Task instructions >> A faithful transcription of all the data is required.
— BEGIN —
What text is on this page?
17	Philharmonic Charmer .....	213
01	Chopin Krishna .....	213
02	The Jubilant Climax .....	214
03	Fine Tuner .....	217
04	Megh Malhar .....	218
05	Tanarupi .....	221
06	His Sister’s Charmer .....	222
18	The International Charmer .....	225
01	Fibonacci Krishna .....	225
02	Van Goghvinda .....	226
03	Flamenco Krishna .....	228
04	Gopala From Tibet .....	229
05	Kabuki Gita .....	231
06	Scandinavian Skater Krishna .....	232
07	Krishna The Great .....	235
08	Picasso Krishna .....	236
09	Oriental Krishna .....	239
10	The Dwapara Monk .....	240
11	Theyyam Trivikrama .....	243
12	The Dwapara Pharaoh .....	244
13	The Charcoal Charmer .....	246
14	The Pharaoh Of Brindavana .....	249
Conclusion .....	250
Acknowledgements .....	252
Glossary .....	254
— END —
Final result >>
What text is on this page?
17	Philharmonic Charmer .....	213
01	Chopin Krishna .....	213
02	The Jubilant Climax .....	214
03	Fine Tuner .....	217
04	Megh Malhar .....	218
05	Tanarupi .....	221
06	His Sister’s Charmer .....	222
18	The International Charmer .....	225
01	Fibonacci Krishna .....	225
02	Van Goghvinda .....	226
03	Flamenco Krishna .....	228
04	Gopala From Tibet .....	229
05	Kabuki Gita .....	231
06	Scandinavian Skater Krishna .....	232
07	Krishna The Great .....	235
08	Picasso Krishna .....	236
09	Oriental Krishna .....	239
10	The Dwapara Monk .....	240
11	Theyyam Trivikrama .....	243
12	The Dwapara Pharaoh .....	244
13	The Charcoal Charmer .....	246
14	The Pharaoh Of Brindavana .....	249
Conclusion .....	250
Acknowledgements .....	252
Glossary .....	254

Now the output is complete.